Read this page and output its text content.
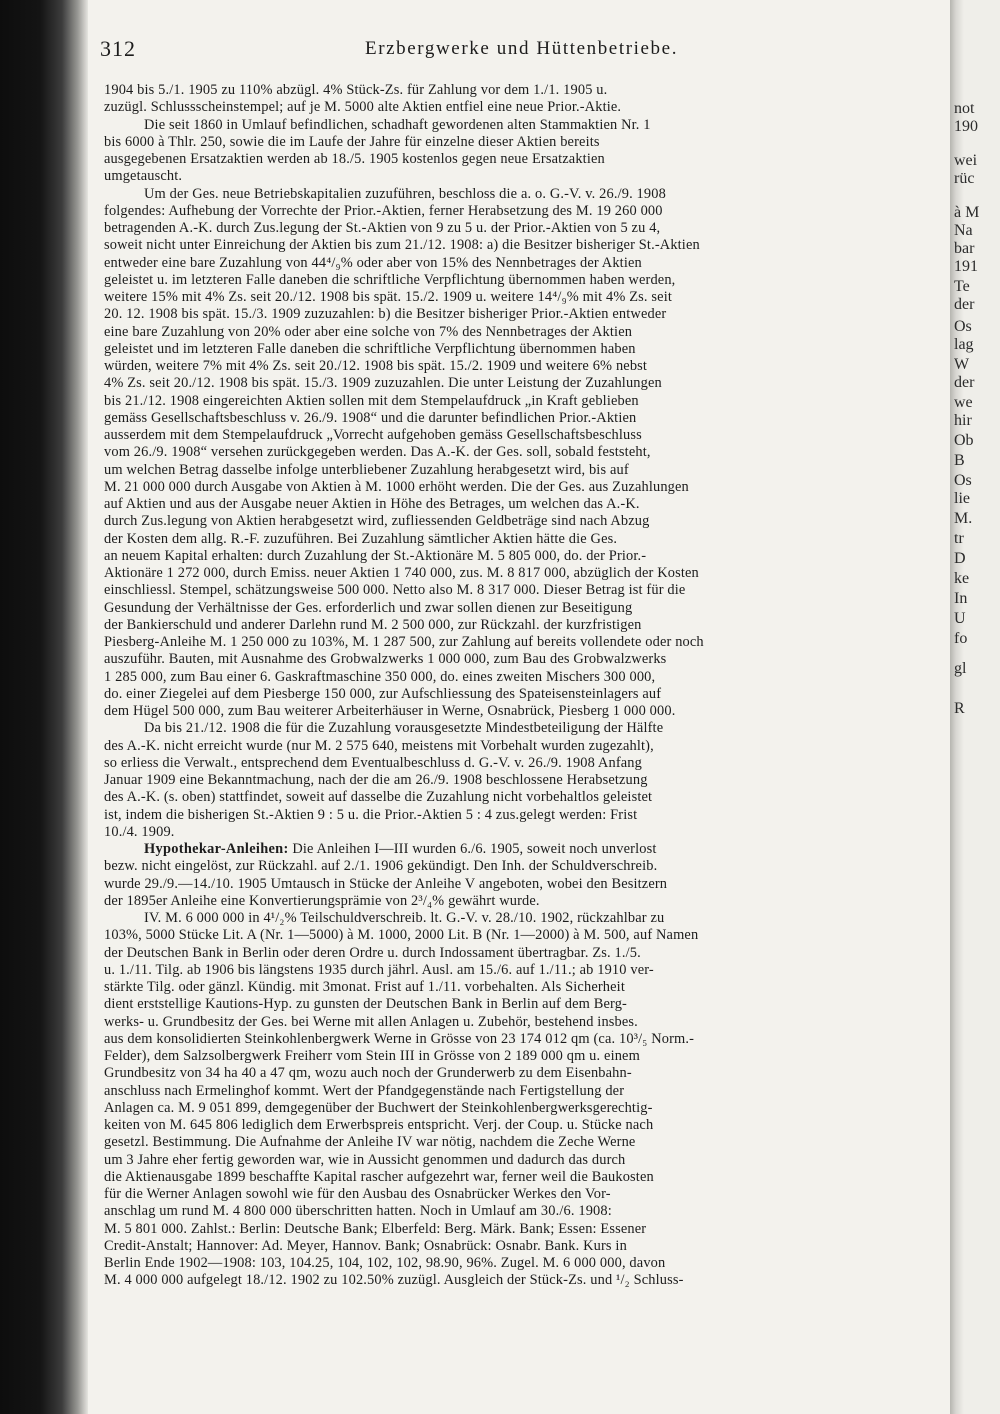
not
190
wei
rüc
à M
Na
bar
191
Te
der
Os
lag
W
der
we
hir
Ob
B
Os
lie
M.
tr
D
ke
In
U
fo
gl
R
312	Erzbergwerke und Hüttenbetriebe.
1904 bis 5./1. 1905 zu 110% abzügl. 4% Stück-Zs. für Zahlung vor dem 1./1. 1905 u.
zuzügl. Schlussscheinstempel; auf je M. 5000 alte Aktien entfiel eine neue Prior.-Aktie.
Die seit 1860 in Umlauf befindlichen, schadhaft gewordenen alten Stammaktien Nr. 1
bis 6000 à Thlr. 250, sowie die im Laufe der Jahre für einzelne dieser Aktien bereits
ausgegebenen Ersatzaktien werden ab 18./5. 1905 kostenlos gegen neue Ersatzaktien
umgetauscht.
Um der Ges. neue Betriebskapitalien zuzuführen, beschloss die a. o. G.-V. v. 26./9. 1908
folgendes: Aufhebung der Vorrechte der Prior.-Aktien, ferner Herabsetzung des M. 19 260 000
betragenden A.-K. durch Zus.legung der St.-Aktien von 9 zu 5 u. der Prior.-Aktien von 5 zu 4,
soweit nicht unter Einreichung der Aktien bis zum 21./12. 1908: a) die Besitzer bisheriger St.-Aktien
entweder eine bare Zuzahlung von 44⁴/₉% oder aber von 15% des Nennbetrages der Aktien
geleistet u. im letzteren Falle daneben die schriftliche Verpflichtung übernommen haben werden,
weitere 15% mit 4% Zs. seit 20./12. 1908 bis spät. 15./2. 1909 u. weitere 14⁴/₉% mit 4% Zs. seit
20. 12. 1908 bis spät. 15./3. 1909 zuzuzahlen: b) die Besitzer bisheriger Prior.-Aktien entweder
eine bare Zuzahlung von 20% oder aber eine solche von 7% des Nennbetrages der Aktien
geleistet und im letzteren Falle daneben die schriftliche Verpflichtung übernommen haben
würden, weitere 7% mit 4% Zs. seit 20./12. 1908 bis spät. 15./2. 1909 und weitere 6% nebst
4% Zs. seit 20./12. 1908 bis spät. 15./3. 1909 zuzuzahlen. Die unter Leistung der Zuzahlungen
bis 21./12. 1908 eingereichten Aktien sollen mit dem Stempelaufdruck „in Kraft geblieben
gemäss Gesellschaftsbeschluss v. 26./9. 1908“ und die darunter befindlichen Prior.-Aktien
ausserdem mit dem Stempelaufdruck „Vorrecht aufgehoben gemäss Gesellschaftsbeschluss
vom 26./9. 1908“ versehen zurückgegeben werden. Das A.-K. der Ges. soll, sobald feststeht,
um welchen Betrag dasselbe infolge unterbliebener Zuzahlung herabgesetzt wird, bis auf
M. 21 000 000 durch Ausgabe von Aktien à M. 1000 erhöht werden. Die der Ges. aus Zuzahlungen
auf Aktien und aus der Ausgabe neuer Aktien in Höhe des Betrages, um welchen das A.-K.
durch Zus.legung von Aktien herabgesetzt wird, zufliessenden Geldbeträge sind nach Abzug
der Kosten dem allg. R.-F. zuzuführen. Bei Zuzahlung sämtlicher Aktien hätte die Ges.
an neuem Kapital erhalten: durch Zuzahlung der St.-Aktionäre M. 5 805 000, do. der Prior.-
Aktionäre 1 272 000, durch Emiss. neuer Aktien 1 740 000, zus. M. 8 817 000, abzüglich der Kosten
einschliessl. Stempel, schätzungsweise 500 000. Netto also M. 8 317 000. Dieser Betrag ist für die
Gesundung der Verhältnisse der Ges. erforderlich und zwar sollen dienen zur Beseitigung
der Bankierschuld und anderer Darlehn rund M. 2 500 000, zur Rückzahl. der kurzfristigen
Piesberg-Anleihe M. 1 250 000 zu 103%, M. 1 287 500, zur Zahlung auf bereits vollendete oder noch
auszuführ. Bauten, mit Ausnahme des Grobwalzwerks 1 000 000, zum Bau des Grobwalzwerks
1 285 000, zum Bau einer 6. Gaskraftmaschine 350 000, do. eines zweiten Mischers 300 000,
do. einer Ziegelei auf dem Piesberge 150 000, zur Aufschliessung des Spateisensteinlagers auf
dem Hügel 500 000, zum Bau weiterer Arbeiterhäuser in Werne, Osnabrück, Piesberg 1 000 000.
Da bis 21./12. 1908 die für die Zuzahlung vorausgesetzte Mindestbeteiligung der Hälfte
des A.-K. nicht erreicht wurde (nur M. 2 575 640, meistens mit Vorbehalt wurden zugezahlt),
so erliess die Verwalt., entsprechend dem Eventualbeschluss d. G.-V. v. 26./9. 1908 Anfang
Januar 1909 eine Bekanntmachung, nach der die am 26./9. 1908 beschlossene Herabsetzung
des A.-K. (s. oben) stattfindet, soweit auf dasselbe die Zuzahlung nicht vorbehaltlos geleistet
ist, indem die bisherigen St.-Aktien 9 : 5 u. die Prior.-Aktien 5 : 4 zus.gelegt werden: Frist
10./4. 1909.
Hypothekar-Anleihen: Die Anleihen I—III wurden 6./6. 1905, soweit noch unverlost
bezw. nicht eingelöst, zur Rückzahl. auf 2./1. 1906 gekündigt. Den Inh. der Schuldverschreib.
wurde 29./9.—14./10. 1905 Umtausch in Stücke der Anleihe V angeboten, wobei den Besitzern
der 1895er Anleihe eine Konvertierungsprämie von 2³/₄% gewährt wurde.
IV. M. 6 000 000 in 4¹/₂% Teilschuldverschreib. lt. G.-V. v. 28./10. 1902, rückzahlbar zu
103%, 5000 Stücke Lit. A (Nr. 1—5000) à M. 1000, 2000 Lit. B (Nr. 1—2000) à M. 500, auf Namen
der Deutschen Bank in Berlin oder deren Ordre u. durch Indossament übertragbar. Zs. 1./5.
u. 1./11. Tilg. ab 1906 bis längstens 1935 durch jährl. Ausl. am 15./6. auf 1./11.; ab 1910 ver-
stärkte Tilg. oder gänzl. Kündig. mit 3monat. Frist auf 1./11. vorbehalten. Als Sicherheit
dient erststellige Kautions-Hyp. zu gunsten der Deutschen Bank in Berlin auf dem Berg-
werks- u. Grundbesitz der Ges. bei Werne mit allen Anlagen u. Zubehör, bestehend insbes.
aus dem konsolidierten Steinkohlenbergwerk Werne in Grösse von 23 174 012 qm (ca. 10³/₅ Norm.-
Felder), dem Salzsolbergwerk Freiherr vom Stein III in Grösse von 2 189 000 qm u. einem
Grundbesitz von 34 ha 40 a 47 qm, wozu auch noch der Grunderwerb zu dem Eisenbahn-
anschluss nach Ermelinghof kommt. Wert der Pfandgegenstände nach Fertigstellung der
Anlagen ca. M. 9 051 899, demgegenüber der Buchwert der Steinkohlenbergwerksgerechtig-
keiten von M. 645 806 lediglich dem Erwerbspreis entspricht. Verj. der Coup. u. Stücke nach
gesetzl. Bestimmung. Die Aufnahme der Anleihe IV war nötig, nachdem die Zeche Werne
um 3 Jahre eher fertig geworden war, wie in Aussicht genommen und dadurch das durch
die Aktienausgabe 1899 beschaffte Kapital rascher aufgezehrt war, ferner weil die Baukosten
für die Werner Anlagen sowohl wie für den Ausbau des Osnabrücker Werkes den Vor-
anschlag um rund M. 4 800 000 überschritten hatten. Noch in Umlauf am 30./6. 1908:
M. 5 801 000. Zahlst.: Berlin: Deutsche Bank; Elberfeld: Berg. Märk. Bank; Essen: Essener
Credit-Anstalt; Hannover: Ad. Meyer, Hannov. Bank; Osnabrück: Osnabr. Bank. Kurs in
Berlin Ende 1902—1908: 103, 104.25, 104, 102, 102, 98.90, 96%. Zugel. M. 6 000 000, davon
M. 4 000 000 aufgelegt 18./12. 1902 zu 102.50% zuzügl. Ausgleich der Stück-Zs. und ¹/₂ Schluss-
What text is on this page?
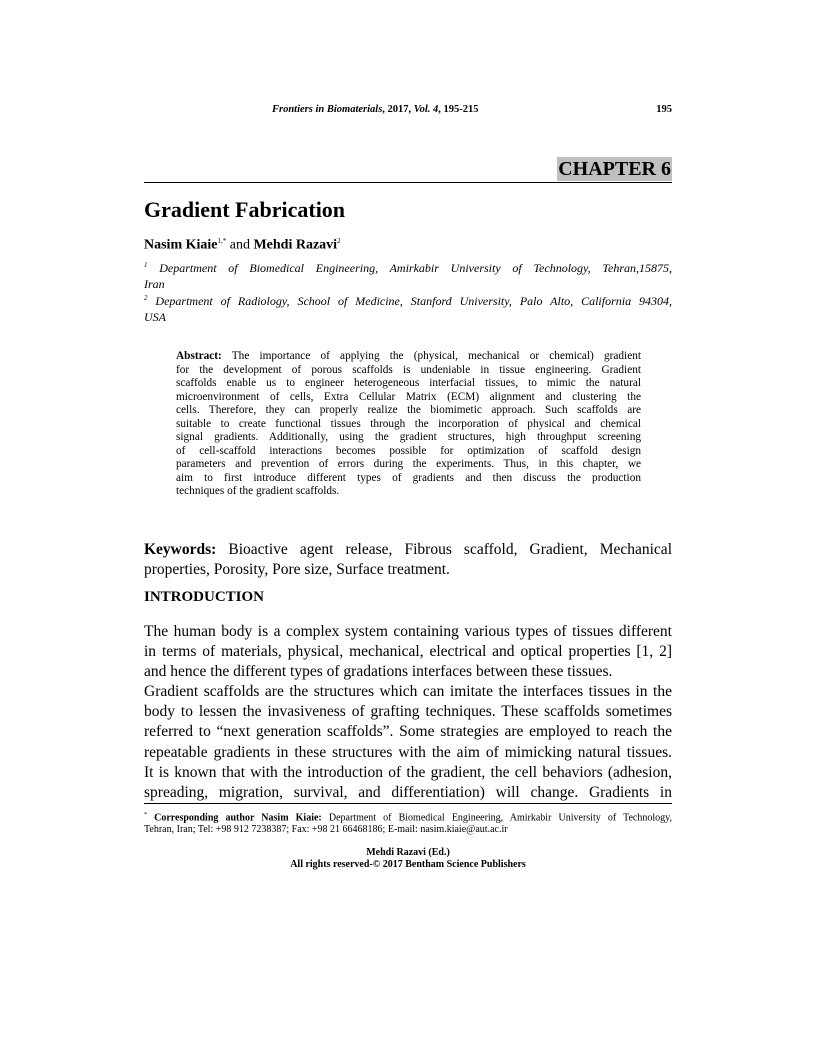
Frontiers in Biomaterials, 2017, Vol. 4, 195-215	195
CHAPTER 6
Gradient Fabrication
Nasim Kiaie$^{1,*}$ and Mehdi Razavi$^2$
$^1$ Department of Biomedical Engineering, Amirkabir University of Technology, Tehran,15875,
Iran
$^2$ Department of Radiology, School of Medicine, Stanford University, Palo Alto, California 94304,
USA
Abstract: The importance of applying the (physical, mechanical or chemical) gradient
for the development of porous scaffolds is undeniable in tissue engineering. Gradient
scaffolds enable us to engineer heterogeneous interfacial tissues, to mimic the natural
microenvironment of cells, Extra Cellular Matrix (ECM) alignment and clustering the
cells. Therefore, they can properly realize the biomimetic approach. Such scaffolds are
suitable to create functional tissues through the incorporation of physical and chemical
signal gradients. Additionally, using the gradient structures, high throughput screening
of cell-scaffold interactions becomes possible for optimization of scaffold design
parameters and prevention of errors during the experiments. Thus, in this chapter, we
aim to first introduce different types of gradients and then discuss the production
techniques of the gradient scaffolds.
Keywords: Bioactive agent release, Fibrous scaffold, Gradient, Mechanical
properties, Porosity, Pore size, Surface treatment.
INTRODUCTION
The human body is a complex system containing various types of tissues different
in terms of materials, physical, mechanical, electrical and optical properties [1, 2]
and hence the different types of gradations interfaces between these tissues.
Gradient scaffolds are the structures which can imitate the interfaces tissues in the
body to lessen the invasiveness of grafting techniques. These scaffolds sometimes
referred to “next generation scaffolds”. Some strategies are employed to reach the
repeatable gradients in these structures with the aim of mimicking natural tissues.
It is known that with the introduction of the gradient, the cell behaviors (adhesion,
spreading, migration, survival, and differentiation) will change. Gradients in
* Corresponding author Nasim Kiaie: Department of Biomedical Engineering, Amirkabir University of Technology,
Tehran, Iran; Tel: +98 912 7238387; Fax: +98 21 66468186; E-mail: nasim.kiaie@aut.ac.ir
Mehdi Razavi (Ed.)
All rights reserved-© 2017 Bentham Science Publishers
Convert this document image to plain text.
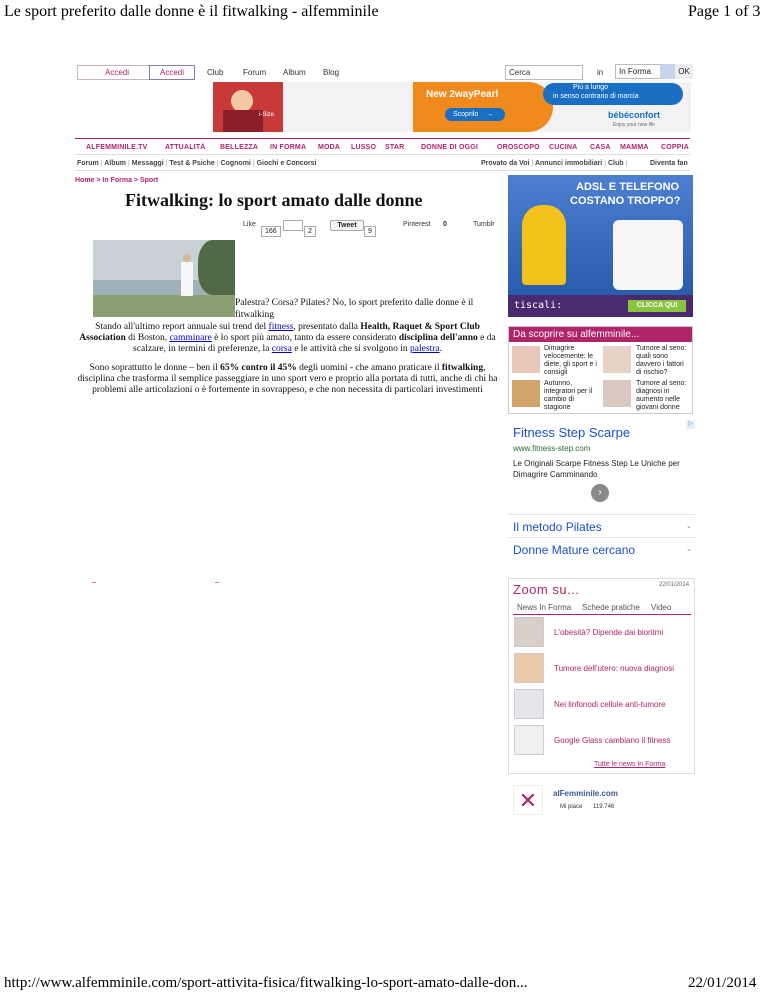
Le sport preferito dalle donne è il fitwalking - alfemminile	Page 1 of 3
http://www.alfemminile.com/sport-attivita-fisica/fitwalking-lo-sport-amato-dalle-don...	22/01/2014
Accedi	Accedi	Club Forum Album Blog	Cerca	in	In Forma	OK
i-Size
New 2wayPearl
Scoprilo →
Più a lungo
in senso contrario di marcia
bébéconfort
Enjoy your new life
ALFEMMINILE.TV ATTUALITÀ BELLEZZA IN FORMA MODA LUSSO STAR DONNE DI OGGI	OROSCOPO CUCINA CASA MAMMA COPPIA
Forum | Album | Messaggi | Test & Psiche | Cognomi | Giochi e Concorsi	Provato da Voi | Annunci immobiliari | Club |	Diventa fan
Home > In Forma > Sport
Fitwalking: lo sport amato dalle donne
Like
166	2
Tweet
9
Pinterest 0	Tumblr

Palestra? Corsa? Pilates? No, lo sport preferito dalle donne è il fitwalking

Stando all'ultimo report annuale sui trend del fitness, presentato dalla Health, Raquet & Sport Club Association di Boston, camminare è lo sport più amato, tanto da essere considerato disciplina dell'anno e da scalzare, in termini di preferenze, la corsa e le attività che si svolgono in palestra.

Sono soprattutto le donne – ben il 65% contro il 45% degli uomini - che amano praticare il fitwalking, disciplina che trasforma il semplice passeggiare in uno sport vero e proprio alla portata di tutti, anche di chi ha problemi alle articolazioni o è fortemente in sovrappeso, e che non necessita di particolari investimenti

ADSL E TELEFONO
COSTANO TROPPO?
tiscali:	CLICCA QUI
Da scoprire su alfemminile...
Dimagrire velocemente: le diete, gli sport e i consigli
Tumore al seno: quali sono davvero i fattori di rischio?
Autunno, integratori per il cambio di stagione
Tumore al seno: diagnosi in aumento nelle giovani donne
▷
Fitness Step Scarpe
www.fitness-step.com
Le Originali Scarpe Fitness Step Le Uniche per Dimagrire Camminando
›
Il metodo Pilates	⌄
Donne Mature cercano	⌄
Zoom su...	22/01/2014
News In Forma Schede pratiche Video
L'obesità? Dipende dai bioritmi
Tumore dell'utero: nuova diagnosi
Nei linfonodi cellule anti-tumore
Google Glass cambiano il fitness
Tutte le news In Forma
✕	alFemminile.com
Mi piace 119.746
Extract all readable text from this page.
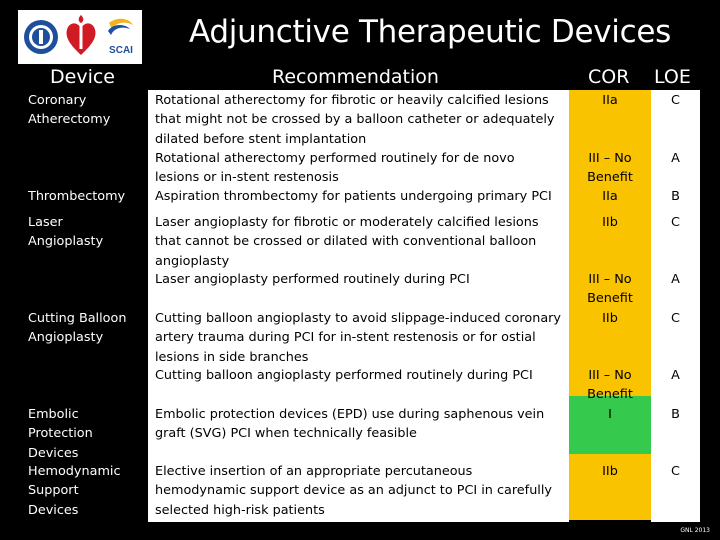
SCAI
Adjunctive Therapeutic Devices
Device	Recommendation	COR LOE
Coronary
Atherectomy
Thrombectomy
Laser
Angioplasty
Cutting Balloon
Angioplasty
Embolic
Protection
Devices
Hemodynamic
Support
Devices
Rotational atherectomy for fibrotic or heavily calcified lesions
that might not be crossed by a balloon catheter or adequately
dilated before stent implantation
Rotational atherectomy performed routinely for de novo
lesions or in-stent restenosis
Aspiration thrombectomy for patients undergoing primary PCI
Laser angioplasty for fibrotic or moderately calcified lesions
that cannot be crossed or dilated with conventional balloon
angioplasty
Laser angioplasty performed routinely during PCI
Cutting balloon angioplasty to avoid slippage-induced coronary
artery trauma during PCI for in-stent restenosis or for ostial
lesions in side branches
Cutting balloon angioplasty performed routinely during PCI
Embolic protection devices (EPD) use during saphenous vein
graft (SVG) PCI when technically feasible
Elective insertion of an appropriate percutaneous
hemodynamic support device as an adjunct to PCI in carefully
selected high-risk patients
IIa
III – No
Benefit
IIa
IIb
III – No
Benefit
IIb
III – No
Benefit
I
IIb
C
A
B
C
A
C
A
B
C
GNL 2013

________________________

TASK ITEM »
Output verbatim the lines beginning at the line with "Extract all readable text from this page." and ending at the last line of the material above, inclusive. Do not carry over any pictures.

TASK SOLUTION »
Extract all readable text from this page.
SCAI
Adjunctive Therapeutic Devices
Device	Recommendation	COR LOE
Coronary
Atherectomy
Thrombectomy
Laser
Angioplasty
Cutting Balloon
Angioplasty
Embolic
Protection
Devices
Hemodynamic
Support
Devices
Rotational atherectomy for fibrotic or heavily calcified lesions
that might not be crossed by a balloon catheter or adequately
dilated before stent implantation
Rotational atherectomy performed routinely for de novo
lesions or in-stent restenosis
Aspiration thrombectomy for patients undergoing primary PCI
Laser angioplasty for fibrotic or moderately calcified lesions
that cannot be crossed or dilated with conventional balloon
angioplasty
Laser angioplasty performed routinely during PCI
Cutting balloon angioplasty to avoid slippage-induced coronary
artery trauma during PCI for in-stent restenosis or for ostial
lesions in side branches
Cutting balloon angioplasty performed routinely during PCI
Embolic protection devices (EPD) use during saphenous vein
graft (SVG) PCI when technically feasible
Elective insertion of an appropriate percutaneous
hemodynamic support device as an adjunct to PCI in carefully
selected high-risk patients
IIa
III – No
Benefit
IIa
IIb
III – No
Benefit
IIb
III – No
Benefit
I
IIb
C
A
B
C
A
C
A
B
C
GNL 2013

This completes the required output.